→ **Provided data**
%%

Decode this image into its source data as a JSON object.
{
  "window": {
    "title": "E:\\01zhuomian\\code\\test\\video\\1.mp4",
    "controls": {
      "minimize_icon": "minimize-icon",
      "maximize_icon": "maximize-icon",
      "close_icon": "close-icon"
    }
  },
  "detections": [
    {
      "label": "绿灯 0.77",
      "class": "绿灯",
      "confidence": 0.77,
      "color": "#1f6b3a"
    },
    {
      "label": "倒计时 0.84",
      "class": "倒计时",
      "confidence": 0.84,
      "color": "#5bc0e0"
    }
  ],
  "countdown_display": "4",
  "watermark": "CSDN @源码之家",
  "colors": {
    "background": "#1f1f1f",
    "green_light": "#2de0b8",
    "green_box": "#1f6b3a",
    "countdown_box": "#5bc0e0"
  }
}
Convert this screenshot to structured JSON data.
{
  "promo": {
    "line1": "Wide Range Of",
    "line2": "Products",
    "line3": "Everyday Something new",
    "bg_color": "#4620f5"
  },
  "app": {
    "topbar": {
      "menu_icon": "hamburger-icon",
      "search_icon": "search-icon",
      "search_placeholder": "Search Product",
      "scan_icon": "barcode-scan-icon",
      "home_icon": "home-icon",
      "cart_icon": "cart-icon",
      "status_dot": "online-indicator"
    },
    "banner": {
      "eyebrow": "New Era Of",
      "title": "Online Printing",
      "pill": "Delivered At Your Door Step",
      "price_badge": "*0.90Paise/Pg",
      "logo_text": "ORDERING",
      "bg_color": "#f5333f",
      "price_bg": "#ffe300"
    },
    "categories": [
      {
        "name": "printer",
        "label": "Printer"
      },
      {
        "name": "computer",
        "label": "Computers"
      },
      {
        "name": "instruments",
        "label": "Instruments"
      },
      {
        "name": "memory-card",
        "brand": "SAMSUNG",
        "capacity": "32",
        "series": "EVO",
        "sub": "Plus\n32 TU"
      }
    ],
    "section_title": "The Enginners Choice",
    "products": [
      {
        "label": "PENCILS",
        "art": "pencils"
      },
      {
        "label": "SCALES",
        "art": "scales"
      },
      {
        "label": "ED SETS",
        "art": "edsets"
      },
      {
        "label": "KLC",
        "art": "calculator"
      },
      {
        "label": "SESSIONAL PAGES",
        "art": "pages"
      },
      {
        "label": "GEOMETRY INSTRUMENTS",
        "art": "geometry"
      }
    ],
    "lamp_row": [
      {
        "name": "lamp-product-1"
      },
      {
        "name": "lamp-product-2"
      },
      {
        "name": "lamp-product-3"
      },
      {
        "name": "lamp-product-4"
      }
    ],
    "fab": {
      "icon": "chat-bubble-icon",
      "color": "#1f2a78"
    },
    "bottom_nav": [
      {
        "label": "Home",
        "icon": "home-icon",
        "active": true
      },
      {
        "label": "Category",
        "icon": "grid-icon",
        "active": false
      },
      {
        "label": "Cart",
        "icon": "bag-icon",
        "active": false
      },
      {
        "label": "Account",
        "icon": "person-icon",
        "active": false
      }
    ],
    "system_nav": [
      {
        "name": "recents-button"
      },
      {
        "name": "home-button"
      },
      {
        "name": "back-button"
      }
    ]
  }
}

%%

→ **Task directions**
Report the number of lines in the entries above that include the word "button" and add nothing to it.

→ **Result of this task**
3